* _The input_
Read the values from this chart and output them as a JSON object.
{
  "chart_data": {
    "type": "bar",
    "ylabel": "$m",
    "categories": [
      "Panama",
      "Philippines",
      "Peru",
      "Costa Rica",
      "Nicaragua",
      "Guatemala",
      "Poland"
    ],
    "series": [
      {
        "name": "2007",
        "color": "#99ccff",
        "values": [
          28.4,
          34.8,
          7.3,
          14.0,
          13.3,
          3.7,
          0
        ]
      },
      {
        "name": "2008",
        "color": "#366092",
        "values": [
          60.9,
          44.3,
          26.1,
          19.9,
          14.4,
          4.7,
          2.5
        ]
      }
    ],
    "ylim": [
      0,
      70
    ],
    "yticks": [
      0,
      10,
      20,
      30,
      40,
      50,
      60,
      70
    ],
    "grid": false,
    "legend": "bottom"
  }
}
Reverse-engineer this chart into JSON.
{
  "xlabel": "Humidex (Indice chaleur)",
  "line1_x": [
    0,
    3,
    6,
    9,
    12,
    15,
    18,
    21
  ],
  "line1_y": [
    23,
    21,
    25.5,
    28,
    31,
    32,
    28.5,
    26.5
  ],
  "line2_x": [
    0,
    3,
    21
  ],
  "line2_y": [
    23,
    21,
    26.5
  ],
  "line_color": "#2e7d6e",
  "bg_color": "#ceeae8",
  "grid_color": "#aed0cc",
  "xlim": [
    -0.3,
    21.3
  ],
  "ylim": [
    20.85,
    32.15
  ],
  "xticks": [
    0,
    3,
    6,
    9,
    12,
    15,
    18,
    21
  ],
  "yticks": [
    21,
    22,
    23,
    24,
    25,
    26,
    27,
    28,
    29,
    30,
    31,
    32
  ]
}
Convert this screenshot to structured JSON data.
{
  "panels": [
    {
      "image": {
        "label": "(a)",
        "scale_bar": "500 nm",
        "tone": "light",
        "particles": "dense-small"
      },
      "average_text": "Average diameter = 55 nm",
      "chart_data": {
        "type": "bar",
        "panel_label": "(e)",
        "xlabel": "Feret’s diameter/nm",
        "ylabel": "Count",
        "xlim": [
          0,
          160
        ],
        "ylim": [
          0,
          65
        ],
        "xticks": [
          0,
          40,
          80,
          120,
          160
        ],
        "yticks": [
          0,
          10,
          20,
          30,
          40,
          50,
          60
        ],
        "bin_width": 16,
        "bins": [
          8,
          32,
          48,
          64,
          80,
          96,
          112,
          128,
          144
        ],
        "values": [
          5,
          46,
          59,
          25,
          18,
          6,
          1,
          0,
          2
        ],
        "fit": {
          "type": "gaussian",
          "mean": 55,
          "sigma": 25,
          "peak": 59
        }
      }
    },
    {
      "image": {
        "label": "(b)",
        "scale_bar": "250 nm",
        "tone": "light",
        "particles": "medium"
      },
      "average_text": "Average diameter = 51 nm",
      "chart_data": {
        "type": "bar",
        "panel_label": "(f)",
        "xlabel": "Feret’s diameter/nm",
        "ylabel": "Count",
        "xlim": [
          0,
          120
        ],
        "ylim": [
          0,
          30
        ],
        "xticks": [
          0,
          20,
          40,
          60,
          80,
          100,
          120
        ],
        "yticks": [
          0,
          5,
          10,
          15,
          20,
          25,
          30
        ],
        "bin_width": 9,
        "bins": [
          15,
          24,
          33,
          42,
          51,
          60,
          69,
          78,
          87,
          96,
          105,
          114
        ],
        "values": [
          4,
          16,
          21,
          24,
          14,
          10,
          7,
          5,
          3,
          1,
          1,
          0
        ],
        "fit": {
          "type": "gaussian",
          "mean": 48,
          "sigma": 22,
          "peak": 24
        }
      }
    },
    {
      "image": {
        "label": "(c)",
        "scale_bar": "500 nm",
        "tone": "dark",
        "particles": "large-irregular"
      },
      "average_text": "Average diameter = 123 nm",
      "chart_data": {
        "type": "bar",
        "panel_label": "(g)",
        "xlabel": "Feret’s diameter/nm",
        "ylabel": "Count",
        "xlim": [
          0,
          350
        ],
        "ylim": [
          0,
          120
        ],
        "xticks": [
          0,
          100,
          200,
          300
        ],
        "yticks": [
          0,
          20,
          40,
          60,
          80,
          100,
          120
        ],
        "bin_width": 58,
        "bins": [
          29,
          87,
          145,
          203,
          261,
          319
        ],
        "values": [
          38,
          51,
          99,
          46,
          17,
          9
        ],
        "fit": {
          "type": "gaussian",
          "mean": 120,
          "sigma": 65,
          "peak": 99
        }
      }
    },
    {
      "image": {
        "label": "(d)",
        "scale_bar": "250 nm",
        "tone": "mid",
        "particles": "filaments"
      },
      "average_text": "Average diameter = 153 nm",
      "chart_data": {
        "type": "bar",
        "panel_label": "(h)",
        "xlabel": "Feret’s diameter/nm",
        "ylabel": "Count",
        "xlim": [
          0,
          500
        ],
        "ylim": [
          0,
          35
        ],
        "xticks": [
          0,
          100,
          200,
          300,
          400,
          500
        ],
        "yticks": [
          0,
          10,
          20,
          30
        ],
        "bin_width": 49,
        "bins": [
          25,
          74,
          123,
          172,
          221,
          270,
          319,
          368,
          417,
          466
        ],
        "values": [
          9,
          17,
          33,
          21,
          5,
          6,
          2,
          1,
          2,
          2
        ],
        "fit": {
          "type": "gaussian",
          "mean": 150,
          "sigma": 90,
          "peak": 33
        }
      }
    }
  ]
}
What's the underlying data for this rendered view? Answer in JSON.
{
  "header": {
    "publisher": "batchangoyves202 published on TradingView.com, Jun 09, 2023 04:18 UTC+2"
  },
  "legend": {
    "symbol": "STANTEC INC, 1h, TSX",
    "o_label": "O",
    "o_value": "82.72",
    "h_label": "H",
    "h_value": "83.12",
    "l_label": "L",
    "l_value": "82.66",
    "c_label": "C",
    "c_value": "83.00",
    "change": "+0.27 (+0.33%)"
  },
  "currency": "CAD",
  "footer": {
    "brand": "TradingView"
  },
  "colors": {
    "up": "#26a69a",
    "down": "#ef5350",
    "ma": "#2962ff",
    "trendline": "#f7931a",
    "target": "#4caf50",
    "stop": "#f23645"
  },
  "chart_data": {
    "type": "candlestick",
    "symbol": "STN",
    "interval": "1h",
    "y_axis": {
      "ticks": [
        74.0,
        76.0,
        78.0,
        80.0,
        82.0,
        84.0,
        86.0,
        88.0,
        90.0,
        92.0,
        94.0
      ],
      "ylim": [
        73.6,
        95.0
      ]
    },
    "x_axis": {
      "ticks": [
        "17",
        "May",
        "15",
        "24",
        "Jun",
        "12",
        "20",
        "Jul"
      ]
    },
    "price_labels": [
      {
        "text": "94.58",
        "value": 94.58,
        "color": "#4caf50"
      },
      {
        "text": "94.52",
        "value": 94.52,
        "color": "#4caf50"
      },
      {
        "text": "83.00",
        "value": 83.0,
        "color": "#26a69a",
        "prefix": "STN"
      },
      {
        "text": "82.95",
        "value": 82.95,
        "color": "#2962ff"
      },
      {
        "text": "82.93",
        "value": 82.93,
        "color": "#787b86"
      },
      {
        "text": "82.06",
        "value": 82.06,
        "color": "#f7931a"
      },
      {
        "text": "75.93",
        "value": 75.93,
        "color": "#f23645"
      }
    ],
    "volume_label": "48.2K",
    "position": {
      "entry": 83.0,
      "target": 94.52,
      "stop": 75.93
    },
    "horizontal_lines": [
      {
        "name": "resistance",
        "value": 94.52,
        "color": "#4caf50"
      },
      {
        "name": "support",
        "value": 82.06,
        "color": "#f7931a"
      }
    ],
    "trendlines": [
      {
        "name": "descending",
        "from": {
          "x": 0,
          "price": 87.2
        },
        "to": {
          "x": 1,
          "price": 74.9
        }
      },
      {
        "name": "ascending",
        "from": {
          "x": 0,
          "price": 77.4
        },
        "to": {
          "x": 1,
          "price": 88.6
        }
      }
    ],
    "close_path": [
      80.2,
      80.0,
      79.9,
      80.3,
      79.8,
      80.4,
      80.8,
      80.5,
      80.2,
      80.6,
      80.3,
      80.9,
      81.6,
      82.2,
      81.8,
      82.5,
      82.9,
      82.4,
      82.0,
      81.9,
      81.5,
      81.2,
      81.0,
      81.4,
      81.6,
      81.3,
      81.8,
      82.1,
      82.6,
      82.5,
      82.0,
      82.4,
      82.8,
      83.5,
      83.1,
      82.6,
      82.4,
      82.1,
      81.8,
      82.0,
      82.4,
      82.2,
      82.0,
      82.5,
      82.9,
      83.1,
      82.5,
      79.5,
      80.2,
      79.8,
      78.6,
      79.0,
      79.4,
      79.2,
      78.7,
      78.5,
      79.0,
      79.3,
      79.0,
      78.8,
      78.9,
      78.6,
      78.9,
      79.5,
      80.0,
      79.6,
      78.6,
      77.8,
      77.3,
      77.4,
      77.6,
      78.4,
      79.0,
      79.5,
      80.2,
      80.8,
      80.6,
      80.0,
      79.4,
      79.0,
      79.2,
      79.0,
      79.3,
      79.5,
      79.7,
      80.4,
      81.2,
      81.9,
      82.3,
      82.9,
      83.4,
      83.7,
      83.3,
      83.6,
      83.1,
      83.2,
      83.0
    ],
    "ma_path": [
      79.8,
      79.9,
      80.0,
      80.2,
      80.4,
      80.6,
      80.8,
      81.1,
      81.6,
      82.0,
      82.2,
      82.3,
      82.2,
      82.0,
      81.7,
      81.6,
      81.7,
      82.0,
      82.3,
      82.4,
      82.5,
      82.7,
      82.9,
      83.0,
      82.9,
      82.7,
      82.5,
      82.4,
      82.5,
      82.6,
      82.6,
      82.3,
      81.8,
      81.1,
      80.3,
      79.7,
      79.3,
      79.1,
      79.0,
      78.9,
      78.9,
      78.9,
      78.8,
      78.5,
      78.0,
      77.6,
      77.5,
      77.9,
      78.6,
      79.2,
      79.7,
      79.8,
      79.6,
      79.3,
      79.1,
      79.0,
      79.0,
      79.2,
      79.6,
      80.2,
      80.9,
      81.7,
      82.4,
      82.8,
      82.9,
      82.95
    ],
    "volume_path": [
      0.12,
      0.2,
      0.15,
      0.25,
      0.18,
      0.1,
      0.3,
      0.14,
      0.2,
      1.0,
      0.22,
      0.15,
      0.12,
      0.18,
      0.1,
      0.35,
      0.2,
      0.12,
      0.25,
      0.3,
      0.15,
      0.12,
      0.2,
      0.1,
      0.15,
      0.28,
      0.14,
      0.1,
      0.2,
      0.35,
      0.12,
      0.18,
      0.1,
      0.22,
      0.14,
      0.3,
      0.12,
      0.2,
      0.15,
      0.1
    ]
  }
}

* _Exercise task_
Track down every line with the word "JSON" and copy it.

* _Solution for this problem_
Read the values from this chart and output them as a JSON object.
Reverse-engineer this chart into JSON.
Convert this screenshot to structured JSON data.
What's the underlying data for this rendered view? Answer in JSON.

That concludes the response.